## Tasks
A – Answer these questions from the text on blocking cross-site tracking below, marking each answer with its matching numeral:
(i) How many of the 30 sites broke in the April 2026 testing on Firefox Strict mode?
(ii) Which free EFF tool does the text suggest for checking whether a site is tracking you?
(iii) To about how many broad categories per week does the Topics API limit ad-network knowledge of your interests?
B – In the text on blocking cross-site tracking below, write out the stretch from "Are children and" through "covers the trade-offs.", substituting "simpler" for "calmer".

## Text block
Authenticated tracking stays untouched on purpose. Tracking prevention targets cross-site tracking by third parties, not your direct relationship with a first-party service you signed in to.
The realistic model: settings plus uBlock Origin block roughly 80% of behavioral targeting, a private window adds another chunk, and Tor Browser plus discipline about logins handles the remainder. Anyone selling 100% privacy from a single toggle is overstating the product.
On iPhone, pair these browser controls with our iPhone privacy settings checklist for the device-side App Tracking Transparency and Location Services toggles.
#Bottom Line
Turn on Prevent Cross-Site Tracking in Safari, set Firefox to Strict Enhanced Tracking Protection, and confirm Chrome’s third-party cookies stay blocked under Privacy Sandbox. Add uBlock Origin if you want fewer ads and lighter pages. If a specific site breaks, click the shield in the address bar and whitelist that one domain instead of dialing back the global setting. For mobile follow-ups, see private browsing on iPhone and Ctrl+Alt+Del on Mac.
#Frequently Asked Questions
Does blocking cross-site tracking break websites?
Occasionally. In our April 2026 testing on Firefox Strict mode across 30 sites, 2 broke: a paywalled news outlet and a forum that loads avatars from a Disqus subdomain. Both worked after we clicked the shield icon and disabled protection for that single domain. Safari ITP and Chrome’s third-party cookie block rarely break sites because they ship with Apple’s and Google’s breakage allowlists.
Will tracking prevention log me out of Google or Facebook?
No. Logins use first-party cookies, which stay untouched.
Is Privacy Sandbox actually private?
Mixed verdict. The Topics API limits ad-network knowledge of your interests to about 5 broad categories per week instead of an unlimited cookie history, which is materially better than the third-party cookie regime it replaced. Critics including the EFF argue it still allows interest-based ads in a way that Firefox and Safari now refuse on principle. If you object, set Ad topics, Site-suggested ads, and Ad measurement all to Off in Chrome’s Ad privacy panel.
Do I still need a VPN if I block trackers?
A VPN does a different job. Tracker blocking stops third-party cookies and scripts inside your browser, while a VPN hides your real IP address from every site you visit, including the first-party sites you log in to. The two layer well: use tracker blocking for everyday browsing privacy and a reputable VPN if you also want to mask your network location on public Wi-Fi.
How do I check if a site is tracking me after I enable these settings?
Use the EFF’s free Cover Your Tracks tool. It tests fingerprinting and tracker behavior against your current browser, then grades the result.
Should I block all cookies for maximum privacy?
No. Blocking all cookies breaks logins, shopping carts, language preferences, and most stateful site features. Stick with Prevent Cross-Site Tracking or Block third-party cookies, which target the actual surveillance vector without breaking your bank or email login. For sensitive one-off tasks, open a private window: every browser deletes that session’s cookies the moment you close it.
Are children and teen accounts protected by default?
Mostly. Apple’s Family Sharing applies Safari’s tracking prevention to child accounts automatically and turns on stricter content filters; Google’s Family Link does the same for Chrome on Android. Neither covers third-party browsers, so if a teen installs Brave or Firefox, those settings live in the app itself. For a calmer setup on shared Android TV family devices, our best browser for Android TV roundup covers the trade-offs.

## Material supplied
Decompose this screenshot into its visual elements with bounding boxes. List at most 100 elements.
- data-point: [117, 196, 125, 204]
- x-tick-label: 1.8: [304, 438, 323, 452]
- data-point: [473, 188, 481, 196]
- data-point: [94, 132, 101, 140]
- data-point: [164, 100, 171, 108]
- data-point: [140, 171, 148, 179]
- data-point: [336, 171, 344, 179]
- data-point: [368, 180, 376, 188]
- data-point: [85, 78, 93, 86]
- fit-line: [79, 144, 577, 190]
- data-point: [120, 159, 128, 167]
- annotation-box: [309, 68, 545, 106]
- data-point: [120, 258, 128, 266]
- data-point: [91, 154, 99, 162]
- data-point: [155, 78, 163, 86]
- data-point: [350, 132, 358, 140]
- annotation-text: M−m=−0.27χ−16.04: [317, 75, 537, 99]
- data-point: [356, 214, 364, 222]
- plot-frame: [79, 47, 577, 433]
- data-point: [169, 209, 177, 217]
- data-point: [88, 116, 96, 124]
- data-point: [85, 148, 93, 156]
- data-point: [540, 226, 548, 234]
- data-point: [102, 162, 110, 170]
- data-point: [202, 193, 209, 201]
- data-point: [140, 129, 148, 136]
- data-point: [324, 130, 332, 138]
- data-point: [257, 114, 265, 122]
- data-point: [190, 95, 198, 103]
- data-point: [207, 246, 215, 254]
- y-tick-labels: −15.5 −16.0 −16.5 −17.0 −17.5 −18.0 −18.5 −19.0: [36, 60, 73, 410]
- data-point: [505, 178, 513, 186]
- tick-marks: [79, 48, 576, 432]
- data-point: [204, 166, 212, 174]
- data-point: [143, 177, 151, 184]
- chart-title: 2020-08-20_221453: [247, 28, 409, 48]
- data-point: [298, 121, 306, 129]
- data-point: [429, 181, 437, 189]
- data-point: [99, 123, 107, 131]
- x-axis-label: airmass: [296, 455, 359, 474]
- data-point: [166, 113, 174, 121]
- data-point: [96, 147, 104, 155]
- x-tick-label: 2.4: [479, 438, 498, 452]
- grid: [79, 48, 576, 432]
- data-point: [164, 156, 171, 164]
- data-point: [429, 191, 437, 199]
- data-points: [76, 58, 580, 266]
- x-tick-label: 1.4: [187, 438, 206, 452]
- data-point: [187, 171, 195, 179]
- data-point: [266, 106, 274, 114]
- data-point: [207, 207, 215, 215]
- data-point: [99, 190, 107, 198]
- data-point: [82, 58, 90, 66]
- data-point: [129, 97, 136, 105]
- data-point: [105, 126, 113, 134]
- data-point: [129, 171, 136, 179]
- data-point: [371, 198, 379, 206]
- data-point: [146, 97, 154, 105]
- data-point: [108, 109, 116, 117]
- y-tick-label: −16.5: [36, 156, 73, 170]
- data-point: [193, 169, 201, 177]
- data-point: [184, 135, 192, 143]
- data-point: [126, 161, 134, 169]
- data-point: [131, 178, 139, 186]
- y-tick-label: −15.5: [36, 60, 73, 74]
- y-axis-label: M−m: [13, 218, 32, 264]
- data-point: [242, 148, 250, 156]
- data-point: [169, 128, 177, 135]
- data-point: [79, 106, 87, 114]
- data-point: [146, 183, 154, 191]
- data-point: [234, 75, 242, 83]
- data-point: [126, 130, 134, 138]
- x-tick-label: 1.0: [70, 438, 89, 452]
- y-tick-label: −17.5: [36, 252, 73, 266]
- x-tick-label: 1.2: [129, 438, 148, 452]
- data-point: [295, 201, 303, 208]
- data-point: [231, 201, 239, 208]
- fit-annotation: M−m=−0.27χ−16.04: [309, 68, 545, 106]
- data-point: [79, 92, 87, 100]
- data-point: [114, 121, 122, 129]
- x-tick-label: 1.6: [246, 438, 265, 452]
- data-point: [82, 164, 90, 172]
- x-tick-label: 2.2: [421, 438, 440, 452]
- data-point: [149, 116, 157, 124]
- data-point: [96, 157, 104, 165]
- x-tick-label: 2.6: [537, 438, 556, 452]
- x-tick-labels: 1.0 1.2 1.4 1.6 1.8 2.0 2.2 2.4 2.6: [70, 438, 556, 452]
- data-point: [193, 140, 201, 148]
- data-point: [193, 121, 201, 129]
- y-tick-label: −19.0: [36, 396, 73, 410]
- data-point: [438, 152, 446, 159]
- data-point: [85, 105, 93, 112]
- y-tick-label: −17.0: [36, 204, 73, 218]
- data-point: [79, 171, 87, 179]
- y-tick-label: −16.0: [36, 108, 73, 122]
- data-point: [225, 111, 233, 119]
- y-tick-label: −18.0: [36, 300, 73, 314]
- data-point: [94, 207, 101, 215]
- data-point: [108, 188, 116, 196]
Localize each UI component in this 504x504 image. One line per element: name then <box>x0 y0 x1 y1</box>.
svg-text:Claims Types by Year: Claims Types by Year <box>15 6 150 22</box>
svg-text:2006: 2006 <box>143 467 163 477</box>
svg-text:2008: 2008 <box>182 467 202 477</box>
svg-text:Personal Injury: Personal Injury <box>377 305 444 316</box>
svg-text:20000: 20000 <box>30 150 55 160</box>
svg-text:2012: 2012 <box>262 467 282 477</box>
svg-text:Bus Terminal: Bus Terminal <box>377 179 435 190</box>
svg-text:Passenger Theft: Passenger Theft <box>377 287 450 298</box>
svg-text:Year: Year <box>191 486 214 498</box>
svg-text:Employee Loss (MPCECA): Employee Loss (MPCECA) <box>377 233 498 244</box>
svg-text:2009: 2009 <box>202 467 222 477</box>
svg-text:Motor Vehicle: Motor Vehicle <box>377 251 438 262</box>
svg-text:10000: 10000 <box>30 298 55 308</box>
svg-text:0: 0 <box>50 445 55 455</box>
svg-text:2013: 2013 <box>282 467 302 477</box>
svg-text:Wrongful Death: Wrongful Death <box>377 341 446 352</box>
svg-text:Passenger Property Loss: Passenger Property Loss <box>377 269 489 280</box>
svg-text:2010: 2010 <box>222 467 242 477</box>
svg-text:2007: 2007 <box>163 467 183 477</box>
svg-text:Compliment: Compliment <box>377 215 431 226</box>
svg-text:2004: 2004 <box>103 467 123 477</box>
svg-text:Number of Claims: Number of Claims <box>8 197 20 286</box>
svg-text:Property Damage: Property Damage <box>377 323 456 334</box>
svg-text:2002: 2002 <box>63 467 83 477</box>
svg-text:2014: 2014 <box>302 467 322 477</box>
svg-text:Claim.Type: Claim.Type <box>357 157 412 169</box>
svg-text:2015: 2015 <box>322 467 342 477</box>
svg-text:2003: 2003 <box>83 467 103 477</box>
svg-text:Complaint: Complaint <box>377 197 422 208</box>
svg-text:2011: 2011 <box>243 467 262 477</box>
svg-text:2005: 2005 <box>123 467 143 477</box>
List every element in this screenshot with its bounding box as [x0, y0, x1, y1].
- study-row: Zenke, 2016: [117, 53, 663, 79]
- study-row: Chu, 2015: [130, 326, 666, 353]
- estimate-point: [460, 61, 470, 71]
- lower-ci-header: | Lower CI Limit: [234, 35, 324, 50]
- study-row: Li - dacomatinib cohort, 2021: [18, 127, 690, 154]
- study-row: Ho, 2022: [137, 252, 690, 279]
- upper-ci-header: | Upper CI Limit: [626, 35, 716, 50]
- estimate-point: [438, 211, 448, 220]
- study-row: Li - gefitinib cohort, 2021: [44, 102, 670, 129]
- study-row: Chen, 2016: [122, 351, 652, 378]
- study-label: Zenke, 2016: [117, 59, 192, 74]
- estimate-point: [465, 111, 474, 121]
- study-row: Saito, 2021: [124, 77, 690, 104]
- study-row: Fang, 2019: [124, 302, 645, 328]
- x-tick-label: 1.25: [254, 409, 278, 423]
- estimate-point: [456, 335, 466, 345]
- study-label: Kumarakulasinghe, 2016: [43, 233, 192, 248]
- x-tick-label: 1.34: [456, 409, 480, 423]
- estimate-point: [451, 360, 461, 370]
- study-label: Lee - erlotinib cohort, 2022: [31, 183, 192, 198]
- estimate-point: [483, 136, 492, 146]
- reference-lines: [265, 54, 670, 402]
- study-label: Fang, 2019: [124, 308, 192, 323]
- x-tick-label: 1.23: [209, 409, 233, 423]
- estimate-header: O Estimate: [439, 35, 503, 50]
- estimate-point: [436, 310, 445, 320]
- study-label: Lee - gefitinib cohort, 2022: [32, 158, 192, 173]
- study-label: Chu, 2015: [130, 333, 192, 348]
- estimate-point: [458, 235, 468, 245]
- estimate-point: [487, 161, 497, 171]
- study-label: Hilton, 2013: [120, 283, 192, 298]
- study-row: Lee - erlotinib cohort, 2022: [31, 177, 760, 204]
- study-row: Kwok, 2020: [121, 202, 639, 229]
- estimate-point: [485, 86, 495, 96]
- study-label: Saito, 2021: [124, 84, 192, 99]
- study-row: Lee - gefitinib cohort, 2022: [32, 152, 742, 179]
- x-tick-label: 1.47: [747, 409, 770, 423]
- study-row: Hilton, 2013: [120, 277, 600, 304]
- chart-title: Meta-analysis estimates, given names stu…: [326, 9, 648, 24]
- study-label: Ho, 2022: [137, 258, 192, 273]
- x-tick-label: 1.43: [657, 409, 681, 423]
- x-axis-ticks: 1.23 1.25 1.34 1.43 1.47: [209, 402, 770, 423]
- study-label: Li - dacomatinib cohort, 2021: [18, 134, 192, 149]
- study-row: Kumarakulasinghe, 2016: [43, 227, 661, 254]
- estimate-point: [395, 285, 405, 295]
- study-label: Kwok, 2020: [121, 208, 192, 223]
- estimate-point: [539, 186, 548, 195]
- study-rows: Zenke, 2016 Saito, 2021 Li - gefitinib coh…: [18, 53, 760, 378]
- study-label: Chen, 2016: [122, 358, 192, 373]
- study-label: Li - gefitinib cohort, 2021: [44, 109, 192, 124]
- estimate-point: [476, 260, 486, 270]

## Answers by item number
A –
(i) 2
(ii) Cover Your Tracks
(iii) About 5

B –
Are children and teen accounts protected by default?
Mostly. Apple’s Family Sharing applies Safari’s tracking prevention to child accounts automatically and turns on stricter content filters; Google’s Family Link does the same for Chrome on Android. Neither covers third-party browsers, so if a teen installs Brave or Firefox, those settings live in the app itself. For a simpler setup on shared Android TV family devices, our best browser for Android TV roundup covers the trade-offs.